» Quoted passage:
★ ★ ★ ★ ★ ★ ★
You get great proprioceptive training for free if you do authentic Functional Exercise. Proprioceptors provide us with information about movement and the position of our head, limbs and body in time and space.

 
 

Proprioception could be looked at as one of the inner ‘controllers’ of our body!

You get great proprioceptive training for free if you do authentic Functional Exercise. Proprioceptors provide us with information about movement and the position of our head, limbs and body in time and space. Their aim is to protect our body from damage by using ‘stretch reflexes’ and these can restrict or limit our movement at times of need. Some of these sit in joints, some in our muscles and some in skin and fascia. In combination, proprioceptors give our body a supreme and enhanced awareness of our ‘whereabouts’.

You do need to proprioceptively train the body towards the function it so requires. Doing a ‘plank’ for example will not train your abdominals proprioceptively to protect you in upright function with lumbar spine extension and rotation. Squatting will not proprioceptively train your legs to run and that ‘static squat hold’ at 90 degrees that many are given, will certainly not protect your hips, knees and ankles while you ski.
★ ★ ★ ★ ★ ★ ★
» Source data:
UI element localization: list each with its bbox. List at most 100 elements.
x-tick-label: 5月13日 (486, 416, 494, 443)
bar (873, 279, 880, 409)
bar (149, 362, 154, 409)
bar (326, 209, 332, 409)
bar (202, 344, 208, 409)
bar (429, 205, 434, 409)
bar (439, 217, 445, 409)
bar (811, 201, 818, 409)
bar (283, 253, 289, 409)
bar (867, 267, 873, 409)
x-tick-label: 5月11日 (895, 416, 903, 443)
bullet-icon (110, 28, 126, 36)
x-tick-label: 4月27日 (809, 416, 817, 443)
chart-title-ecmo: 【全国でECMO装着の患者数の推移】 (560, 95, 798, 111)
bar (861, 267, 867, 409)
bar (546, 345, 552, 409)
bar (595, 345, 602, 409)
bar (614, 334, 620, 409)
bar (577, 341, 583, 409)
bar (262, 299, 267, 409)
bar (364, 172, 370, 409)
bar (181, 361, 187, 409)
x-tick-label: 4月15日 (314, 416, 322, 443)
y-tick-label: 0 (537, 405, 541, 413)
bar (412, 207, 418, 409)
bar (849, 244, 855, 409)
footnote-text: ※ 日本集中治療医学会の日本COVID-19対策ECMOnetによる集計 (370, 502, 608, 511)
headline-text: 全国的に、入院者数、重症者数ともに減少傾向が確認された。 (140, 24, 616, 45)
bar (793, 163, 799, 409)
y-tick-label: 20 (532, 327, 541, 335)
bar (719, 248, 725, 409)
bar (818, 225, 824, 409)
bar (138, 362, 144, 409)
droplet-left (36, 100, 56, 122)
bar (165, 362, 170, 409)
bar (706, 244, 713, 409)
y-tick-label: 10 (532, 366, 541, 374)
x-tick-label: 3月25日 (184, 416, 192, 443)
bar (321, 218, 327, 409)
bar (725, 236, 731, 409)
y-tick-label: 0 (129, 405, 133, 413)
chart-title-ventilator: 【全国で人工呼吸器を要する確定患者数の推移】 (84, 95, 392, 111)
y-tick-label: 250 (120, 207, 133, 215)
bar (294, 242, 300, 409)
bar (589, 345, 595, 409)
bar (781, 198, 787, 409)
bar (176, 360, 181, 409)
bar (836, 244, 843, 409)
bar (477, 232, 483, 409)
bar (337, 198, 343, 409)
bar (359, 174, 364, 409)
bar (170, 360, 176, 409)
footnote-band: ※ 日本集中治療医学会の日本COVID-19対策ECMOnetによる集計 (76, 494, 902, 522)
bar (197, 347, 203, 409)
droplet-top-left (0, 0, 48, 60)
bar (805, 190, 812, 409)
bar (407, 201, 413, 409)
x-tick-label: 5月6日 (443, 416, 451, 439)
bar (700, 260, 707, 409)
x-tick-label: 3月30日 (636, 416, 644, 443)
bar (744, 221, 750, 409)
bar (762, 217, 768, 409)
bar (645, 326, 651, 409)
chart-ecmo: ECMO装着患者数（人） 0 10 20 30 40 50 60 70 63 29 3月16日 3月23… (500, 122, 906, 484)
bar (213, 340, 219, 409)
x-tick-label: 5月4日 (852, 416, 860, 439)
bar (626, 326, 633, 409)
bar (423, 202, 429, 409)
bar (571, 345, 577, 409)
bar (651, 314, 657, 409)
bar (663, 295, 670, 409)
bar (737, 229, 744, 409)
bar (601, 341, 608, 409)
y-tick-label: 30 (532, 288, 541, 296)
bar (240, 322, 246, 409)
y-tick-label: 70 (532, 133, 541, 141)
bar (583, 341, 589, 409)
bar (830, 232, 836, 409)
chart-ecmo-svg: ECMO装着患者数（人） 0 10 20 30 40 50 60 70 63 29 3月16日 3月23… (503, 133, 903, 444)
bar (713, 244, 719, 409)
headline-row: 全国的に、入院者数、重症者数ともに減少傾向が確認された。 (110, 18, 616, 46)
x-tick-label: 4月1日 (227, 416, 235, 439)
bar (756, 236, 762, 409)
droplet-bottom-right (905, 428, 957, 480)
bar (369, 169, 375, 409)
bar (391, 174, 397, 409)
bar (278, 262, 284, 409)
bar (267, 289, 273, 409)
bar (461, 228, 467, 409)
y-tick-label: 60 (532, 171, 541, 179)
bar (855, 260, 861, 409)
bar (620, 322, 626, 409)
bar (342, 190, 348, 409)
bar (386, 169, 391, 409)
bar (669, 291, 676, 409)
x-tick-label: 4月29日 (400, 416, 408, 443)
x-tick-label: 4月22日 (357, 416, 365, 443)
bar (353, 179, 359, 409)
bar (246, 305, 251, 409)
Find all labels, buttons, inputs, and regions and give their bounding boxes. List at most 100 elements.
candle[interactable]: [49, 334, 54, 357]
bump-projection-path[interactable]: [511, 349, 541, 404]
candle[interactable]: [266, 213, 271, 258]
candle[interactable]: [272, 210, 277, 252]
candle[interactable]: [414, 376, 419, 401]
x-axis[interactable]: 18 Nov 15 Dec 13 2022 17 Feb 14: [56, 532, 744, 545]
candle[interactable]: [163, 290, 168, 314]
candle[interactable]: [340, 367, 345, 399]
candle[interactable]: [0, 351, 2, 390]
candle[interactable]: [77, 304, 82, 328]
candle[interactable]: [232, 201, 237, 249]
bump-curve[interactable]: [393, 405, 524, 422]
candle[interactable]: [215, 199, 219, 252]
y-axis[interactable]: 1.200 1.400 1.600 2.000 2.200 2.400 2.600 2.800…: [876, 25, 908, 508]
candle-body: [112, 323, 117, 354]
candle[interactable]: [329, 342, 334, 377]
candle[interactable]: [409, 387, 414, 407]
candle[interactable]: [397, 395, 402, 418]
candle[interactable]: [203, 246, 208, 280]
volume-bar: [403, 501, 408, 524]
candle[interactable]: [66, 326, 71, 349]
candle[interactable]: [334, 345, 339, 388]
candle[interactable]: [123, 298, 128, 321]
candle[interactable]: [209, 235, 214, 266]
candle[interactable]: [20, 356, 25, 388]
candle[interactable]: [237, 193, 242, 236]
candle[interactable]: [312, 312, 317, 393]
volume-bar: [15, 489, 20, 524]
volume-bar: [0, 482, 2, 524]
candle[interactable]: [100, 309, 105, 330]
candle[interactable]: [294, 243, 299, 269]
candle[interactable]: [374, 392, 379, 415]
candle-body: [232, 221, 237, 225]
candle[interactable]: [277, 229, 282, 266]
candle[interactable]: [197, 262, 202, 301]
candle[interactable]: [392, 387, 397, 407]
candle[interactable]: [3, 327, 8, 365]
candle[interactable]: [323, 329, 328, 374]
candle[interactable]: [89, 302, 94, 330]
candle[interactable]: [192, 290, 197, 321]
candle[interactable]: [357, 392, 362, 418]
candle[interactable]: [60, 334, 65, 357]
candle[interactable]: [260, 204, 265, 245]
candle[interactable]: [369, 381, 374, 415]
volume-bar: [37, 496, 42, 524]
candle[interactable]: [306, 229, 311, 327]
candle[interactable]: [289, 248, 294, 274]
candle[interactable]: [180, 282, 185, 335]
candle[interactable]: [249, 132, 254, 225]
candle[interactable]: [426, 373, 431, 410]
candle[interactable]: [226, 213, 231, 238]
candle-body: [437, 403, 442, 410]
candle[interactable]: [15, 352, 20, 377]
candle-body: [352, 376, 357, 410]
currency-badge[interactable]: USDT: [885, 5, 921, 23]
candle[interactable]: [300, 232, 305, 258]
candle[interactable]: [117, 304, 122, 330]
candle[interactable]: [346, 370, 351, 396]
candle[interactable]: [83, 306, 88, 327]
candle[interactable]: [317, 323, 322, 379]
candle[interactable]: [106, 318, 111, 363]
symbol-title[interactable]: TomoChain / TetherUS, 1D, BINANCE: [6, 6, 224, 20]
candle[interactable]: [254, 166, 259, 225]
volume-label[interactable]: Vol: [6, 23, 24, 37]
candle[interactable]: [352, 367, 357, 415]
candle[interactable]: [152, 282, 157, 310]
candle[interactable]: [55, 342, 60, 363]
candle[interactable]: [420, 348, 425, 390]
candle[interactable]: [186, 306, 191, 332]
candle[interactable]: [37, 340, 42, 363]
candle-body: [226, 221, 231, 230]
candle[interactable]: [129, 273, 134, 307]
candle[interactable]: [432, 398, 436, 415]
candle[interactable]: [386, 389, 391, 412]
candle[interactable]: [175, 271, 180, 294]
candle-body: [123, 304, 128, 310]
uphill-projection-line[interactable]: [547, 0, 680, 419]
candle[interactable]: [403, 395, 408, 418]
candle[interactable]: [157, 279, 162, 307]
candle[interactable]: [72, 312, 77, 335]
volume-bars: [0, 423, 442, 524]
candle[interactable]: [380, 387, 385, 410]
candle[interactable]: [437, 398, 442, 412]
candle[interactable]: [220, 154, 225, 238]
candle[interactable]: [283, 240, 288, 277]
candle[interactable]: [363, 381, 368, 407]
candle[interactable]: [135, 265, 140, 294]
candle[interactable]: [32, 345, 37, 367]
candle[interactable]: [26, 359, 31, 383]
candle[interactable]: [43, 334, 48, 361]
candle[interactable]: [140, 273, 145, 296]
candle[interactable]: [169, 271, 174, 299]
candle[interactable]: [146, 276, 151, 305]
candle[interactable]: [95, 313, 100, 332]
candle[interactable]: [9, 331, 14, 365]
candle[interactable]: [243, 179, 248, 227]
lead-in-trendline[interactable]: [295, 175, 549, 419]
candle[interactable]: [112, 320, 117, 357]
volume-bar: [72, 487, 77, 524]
★ ★ ★ ★ ★ ★ ★
» Task set:
(A) Answer these questions from the text on proprioception and functional exercise:
(i) Where in the body do some proprioceptors sit?
(ii) What do proprioceptors use to protect the body from damage?
(iii) What does the text say squatting will not proprioceptively train the legs to do?
(B) Continue the text on proprioception and functional exercise from its last sentence.

» Responses for each task:
(A)
(i) Some sit in joints, some in muscles, and some in skin and fascia.
(ii) They use "stretch reflexes," which can restrict or limit movement at times of need.
(iii) Squatting will not proprioceptively train the legs to run.

(B)
Training proprioceptors effectively requires movement and often (although not always) it needs ground force reaction too! Increased effectiveness is achieved by using different tweaks or additions to our movement such as adaptations in speed, depth, height and angulation and this may involve using your head, limbs and body, all in 3 planes of motion. An INTEGRATED chain reaction is needed, nothing is ISOLATED.
Whatever sport or exercise you want to do, to become and stay good at it, your conditioning and rehabilitative training needs to look and smell like the sport you want to do!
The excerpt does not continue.